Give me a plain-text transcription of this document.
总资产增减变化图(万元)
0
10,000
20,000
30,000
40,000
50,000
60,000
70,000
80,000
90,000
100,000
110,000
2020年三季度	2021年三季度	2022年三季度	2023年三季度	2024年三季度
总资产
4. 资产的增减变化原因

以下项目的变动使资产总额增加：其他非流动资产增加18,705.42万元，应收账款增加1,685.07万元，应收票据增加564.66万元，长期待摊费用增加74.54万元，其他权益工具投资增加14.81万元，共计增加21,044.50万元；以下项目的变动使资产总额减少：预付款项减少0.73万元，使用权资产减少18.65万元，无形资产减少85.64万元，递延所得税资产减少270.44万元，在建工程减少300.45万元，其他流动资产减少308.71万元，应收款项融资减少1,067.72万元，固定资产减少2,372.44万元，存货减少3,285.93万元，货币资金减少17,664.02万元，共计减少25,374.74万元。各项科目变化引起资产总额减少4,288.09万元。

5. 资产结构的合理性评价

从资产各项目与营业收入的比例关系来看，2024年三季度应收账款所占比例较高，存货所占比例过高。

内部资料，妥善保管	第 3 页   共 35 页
· · ·
## REQUIRED WORK
Make a verbatim copy of every entry shown above.

## THE COMPLETED TASK
Give me a plain-text transcription of this document.
总资产增减变化图(万元)
0
10,000
20,000
30,000
40,000
50,000
60,000
70,000
80,000
90,000
100,000
110,000
2020年三季度	2021年三季度	2022年三季度	2023年三季度	2024年三季度
总资产
4. 资产的增减变化原因

以下项目的变动使资产总额增加：其他非流动资产增加18,705.42万元，应收账款增加1,685.07万元，应收票据增加564.66万元，长期待摊费用增加74.54万元，其他权益工具投资增加14.81万元，共计增加21,044.50万元；以下项目的变动使资产总额减少：预付款项减少0.73万元，使用权资产减少18.65万元，无形资产减少85.64万元，递延所得税资产减少270.44万元，在建工程减少300.45万元，其他流动资产减少308.71万元，应收款项融资减少1,067.72万元，固定资产减少2,372.44万元，存货减少3,285.93万元，货币资金减少17,664.02万元，共计减少25,374.74万元。各项科目变化引起资产总额减少4,288.09万元。

5. 资产结构的合理性评价

从资产各项目与营业收入的比例关系来看，2024年三季度应收账款所占比例较高，存货所占比例过高。

内部资料，妥善保管	第 3 页   共 35 页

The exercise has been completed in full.